*Written task*: Return every line below in which "camera" appears.

------ Data supplied ------

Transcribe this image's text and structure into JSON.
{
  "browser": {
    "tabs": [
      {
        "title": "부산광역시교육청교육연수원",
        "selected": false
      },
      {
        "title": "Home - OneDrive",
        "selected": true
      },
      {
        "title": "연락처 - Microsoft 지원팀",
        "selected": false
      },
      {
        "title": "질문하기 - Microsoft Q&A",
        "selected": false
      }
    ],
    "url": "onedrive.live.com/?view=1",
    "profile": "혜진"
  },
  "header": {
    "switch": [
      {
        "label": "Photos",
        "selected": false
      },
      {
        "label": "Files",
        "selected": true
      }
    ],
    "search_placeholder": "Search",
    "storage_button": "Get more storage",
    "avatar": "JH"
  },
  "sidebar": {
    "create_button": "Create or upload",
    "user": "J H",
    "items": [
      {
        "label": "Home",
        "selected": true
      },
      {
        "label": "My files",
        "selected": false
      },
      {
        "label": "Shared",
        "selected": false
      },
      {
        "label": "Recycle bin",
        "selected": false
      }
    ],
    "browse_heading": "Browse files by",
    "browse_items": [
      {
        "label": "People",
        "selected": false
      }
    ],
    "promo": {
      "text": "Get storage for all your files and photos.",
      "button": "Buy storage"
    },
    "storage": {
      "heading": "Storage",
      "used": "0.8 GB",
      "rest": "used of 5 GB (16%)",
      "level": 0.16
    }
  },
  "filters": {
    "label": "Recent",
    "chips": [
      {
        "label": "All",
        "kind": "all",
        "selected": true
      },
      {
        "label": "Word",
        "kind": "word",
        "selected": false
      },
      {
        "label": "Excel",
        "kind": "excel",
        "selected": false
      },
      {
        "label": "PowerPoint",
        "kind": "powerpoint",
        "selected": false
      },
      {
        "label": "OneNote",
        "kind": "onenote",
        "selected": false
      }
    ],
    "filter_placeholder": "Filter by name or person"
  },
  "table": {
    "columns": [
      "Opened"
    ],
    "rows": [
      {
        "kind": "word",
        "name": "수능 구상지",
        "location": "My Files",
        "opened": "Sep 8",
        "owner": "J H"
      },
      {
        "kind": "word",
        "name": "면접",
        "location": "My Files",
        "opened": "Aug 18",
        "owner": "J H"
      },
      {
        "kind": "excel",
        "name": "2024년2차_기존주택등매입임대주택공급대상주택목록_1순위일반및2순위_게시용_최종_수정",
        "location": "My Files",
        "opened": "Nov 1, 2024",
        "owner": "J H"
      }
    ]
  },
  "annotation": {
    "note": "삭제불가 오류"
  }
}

------
------ Data supplied ------

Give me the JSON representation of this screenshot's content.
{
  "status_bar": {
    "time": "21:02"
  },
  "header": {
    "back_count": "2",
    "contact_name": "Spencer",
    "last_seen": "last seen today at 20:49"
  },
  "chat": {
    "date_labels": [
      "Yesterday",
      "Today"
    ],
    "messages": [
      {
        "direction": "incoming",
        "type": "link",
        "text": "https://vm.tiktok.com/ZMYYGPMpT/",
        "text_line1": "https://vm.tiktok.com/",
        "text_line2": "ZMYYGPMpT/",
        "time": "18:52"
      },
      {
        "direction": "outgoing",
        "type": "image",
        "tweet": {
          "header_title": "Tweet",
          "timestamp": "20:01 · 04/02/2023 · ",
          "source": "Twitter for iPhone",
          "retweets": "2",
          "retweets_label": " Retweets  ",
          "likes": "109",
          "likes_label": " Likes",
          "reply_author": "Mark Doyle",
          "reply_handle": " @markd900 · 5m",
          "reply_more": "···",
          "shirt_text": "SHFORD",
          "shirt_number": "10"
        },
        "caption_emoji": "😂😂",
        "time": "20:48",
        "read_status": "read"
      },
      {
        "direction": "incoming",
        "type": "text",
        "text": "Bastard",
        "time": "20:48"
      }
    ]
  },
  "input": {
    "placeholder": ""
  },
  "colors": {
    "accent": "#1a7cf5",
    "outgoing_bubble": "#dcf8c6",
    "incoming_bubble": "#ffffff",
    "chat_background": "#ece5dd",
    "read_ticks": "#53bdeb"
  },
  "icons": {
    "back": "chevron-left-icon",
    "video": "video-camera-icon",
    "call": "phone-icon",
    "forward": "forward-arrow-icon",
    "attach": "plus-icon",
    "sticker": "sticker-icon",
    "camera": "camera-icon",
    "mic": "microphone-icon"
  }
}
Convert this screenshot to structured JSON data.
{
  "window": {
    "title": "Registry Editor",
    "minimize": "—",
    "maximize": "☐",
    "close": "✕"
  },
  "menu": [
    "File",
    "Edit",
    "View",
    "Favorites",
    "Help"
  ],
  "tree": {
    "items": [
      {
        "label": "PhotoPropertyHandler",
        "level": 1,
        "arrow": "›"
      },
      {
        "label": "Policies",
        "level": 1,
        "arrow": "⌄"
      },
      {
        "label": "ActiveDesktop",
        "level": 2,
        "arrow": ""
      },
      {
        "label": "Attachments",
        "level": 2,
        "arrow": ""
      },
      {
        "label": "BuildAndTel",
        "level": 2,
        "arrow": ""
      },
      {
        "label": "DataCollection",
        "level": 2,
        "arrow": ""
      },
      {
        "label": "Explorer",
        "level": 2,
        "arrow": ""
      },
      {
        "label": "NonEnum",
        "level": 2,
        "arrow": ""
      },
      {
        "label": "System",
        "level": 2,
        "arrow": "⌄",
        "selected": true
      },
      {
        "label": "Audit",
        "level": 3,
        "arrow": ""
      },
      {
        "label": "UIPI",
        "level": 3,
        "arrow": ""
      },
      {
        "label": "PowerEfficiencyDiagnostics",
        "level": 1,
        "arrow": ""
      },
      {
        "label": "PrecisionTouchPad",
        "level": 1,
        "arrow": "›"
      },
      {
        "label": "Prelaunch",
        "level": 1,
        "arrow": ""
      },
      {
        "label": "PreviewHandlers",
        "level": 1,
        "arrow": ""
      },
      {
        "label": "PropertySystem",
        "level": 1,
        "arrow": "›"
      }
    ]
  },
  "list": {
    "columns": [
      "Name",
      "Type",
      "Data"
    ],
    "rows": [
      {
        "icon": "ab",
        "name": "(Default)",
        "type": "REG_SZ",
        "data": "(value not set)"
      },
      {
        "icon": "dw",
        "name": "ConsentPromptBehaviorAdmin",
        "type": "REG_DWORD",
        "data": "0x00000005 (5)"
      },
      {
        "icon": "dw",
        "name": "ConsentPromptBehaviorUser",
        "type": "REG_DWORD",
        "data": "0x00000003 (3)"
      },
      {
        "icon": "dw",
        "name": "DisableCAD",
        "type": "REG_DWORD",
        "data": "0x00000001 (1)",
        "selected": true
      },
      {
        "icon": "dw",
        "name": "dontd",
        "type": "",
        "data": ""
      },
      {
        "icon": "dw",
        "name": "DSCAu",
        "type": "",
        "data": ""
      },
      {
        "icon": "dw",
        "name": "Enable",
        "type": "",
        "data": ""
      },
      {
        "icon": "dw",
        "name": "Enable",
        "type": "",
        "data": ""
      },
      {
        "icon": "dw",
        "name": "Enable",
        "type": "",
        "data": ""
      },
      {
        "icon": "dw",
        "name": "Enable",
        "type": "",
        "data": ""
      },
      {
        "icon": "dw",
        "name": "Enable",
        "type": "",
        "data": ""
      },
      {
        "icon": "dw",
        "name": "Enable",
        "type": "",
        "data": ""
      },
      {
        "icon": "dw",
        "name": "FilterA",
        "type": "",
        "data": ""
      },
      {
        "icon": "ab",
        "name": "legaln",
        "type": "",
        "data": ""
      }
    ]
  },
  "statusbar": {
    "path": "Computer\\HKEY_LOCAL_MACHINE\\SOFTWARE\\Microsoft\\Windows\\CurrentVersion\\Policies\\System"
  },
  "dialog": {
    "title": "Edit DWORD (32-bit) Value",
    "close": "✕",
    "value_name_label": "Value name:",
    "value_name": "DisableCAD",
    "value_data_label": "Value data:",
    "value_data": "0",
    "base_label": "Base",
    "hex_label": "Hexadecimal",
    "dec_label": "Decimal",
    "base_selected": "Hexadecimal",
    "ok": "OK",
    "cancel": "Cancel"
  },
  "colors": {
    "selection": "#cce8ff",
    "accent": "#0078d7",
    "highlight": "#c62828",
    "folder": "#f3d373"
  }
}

------

*Response to this task*:
    "video": "video-camera-icon",
    "camera": "camera-icon",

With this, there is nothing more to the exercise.